┌────────

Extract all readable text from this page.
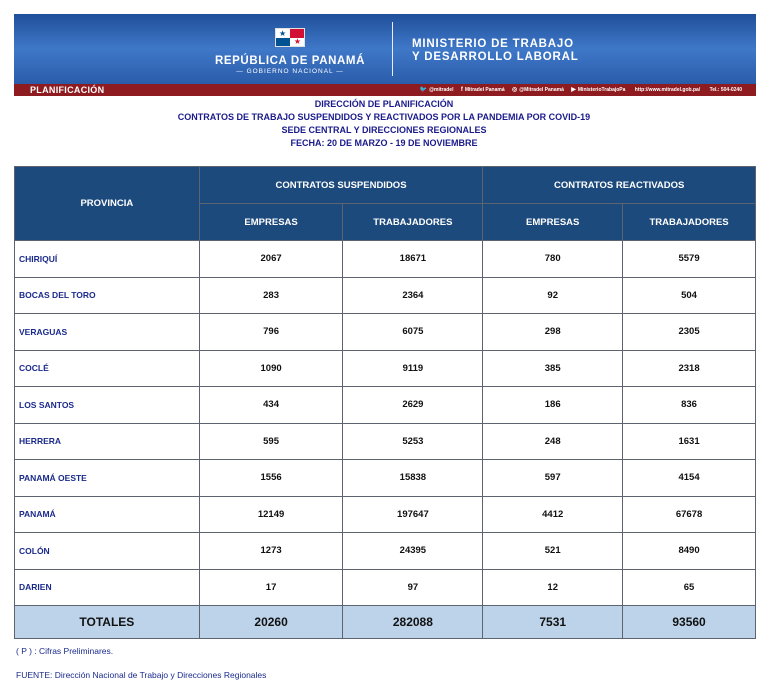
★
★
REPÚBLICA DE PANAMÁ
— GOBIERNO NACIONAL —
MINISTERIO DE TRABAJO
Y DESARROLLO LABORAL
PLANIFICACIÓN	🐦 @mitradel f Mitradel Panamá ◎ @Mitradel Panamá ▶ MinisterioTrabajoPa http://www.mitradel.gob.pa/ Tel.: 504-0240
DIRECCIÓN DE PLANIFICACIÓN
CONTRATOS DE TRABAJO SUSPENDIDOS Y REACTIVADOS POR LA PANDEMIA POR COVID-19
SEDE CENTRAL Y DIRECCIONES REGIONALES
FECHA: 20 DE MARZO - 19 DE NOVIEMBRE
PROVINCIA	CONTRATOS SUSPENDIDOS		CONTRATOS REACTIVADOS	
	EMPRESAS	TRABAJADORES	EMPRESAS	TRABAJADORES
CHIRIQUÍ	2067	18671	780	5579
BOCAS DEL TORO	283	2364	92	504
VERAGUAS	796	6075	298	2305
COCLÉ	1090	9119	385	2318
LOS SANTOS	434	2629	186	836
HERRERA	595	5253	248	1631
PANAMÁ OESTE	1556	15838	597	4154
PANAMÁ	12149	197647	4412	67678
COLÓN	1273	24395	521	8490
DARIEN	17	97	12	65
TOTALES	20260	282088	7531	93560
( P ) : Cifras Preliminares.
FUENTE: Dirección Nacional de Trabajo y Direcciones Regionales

└────────

Instruction
Any pictures should be dropped; transcribe the rest of the records above exactly.

Response
Extract all readable text from this page.
★
★
REPÚBLICA DE PANAMÁ
— GOBIERNO NACIONAL —
MINISTERIO DE TRABAJO
Y DESARROLLO LABORAL
PLANIFICACIÓN	🐦 @mitradel f Mitradel Panamá ◎ @Mitradel Panamá ▶ MinisterioTrabajoPa http://www.mitradel.gob.pa/ Tel.: 504-0240
DIRECCIÓN DE PLANIFICACIÓN
CONTRATOS DE TRABAJO SUSPENDIDOS Y REACTIVADOS POR LA PANDEMIA POR COVID-19
SEDE CENTRAL Y DIRECCIONES REGIONALES
FECHA: 20 DE MARZO - 19 DE NOVIEMBRE
PROVINCIA	CONTRATOS SUSPENDIDOS		CONTRATOS REACTIVADOS	
	EMPRESAS	TRABAJADORES	EMPRESAS	TRABAJADORES
CHIRIQUÍ	2067	18671	780	5579
BOCAS DEL TORO	283	2364	92	504
VERAGUAS	796	6075	298	2305
COCLÉ	1090	9119	385	2318
LOS SANTOS	434	2629	186	836
HERRERA	595	5253	248	1631
PANAMÁ OESTE	1556	15838	597	4154
PANAMÁ	12149	197647	4412	67678
COLÓN	1273	24395	521	8490
DARIEN	17	97	12	65
TOTALES	20260	282088	7531	93560
( P ) : Cifras Preliminares.
FUENTE: Dirección Nacional de Trabajo y Direcciones Regionales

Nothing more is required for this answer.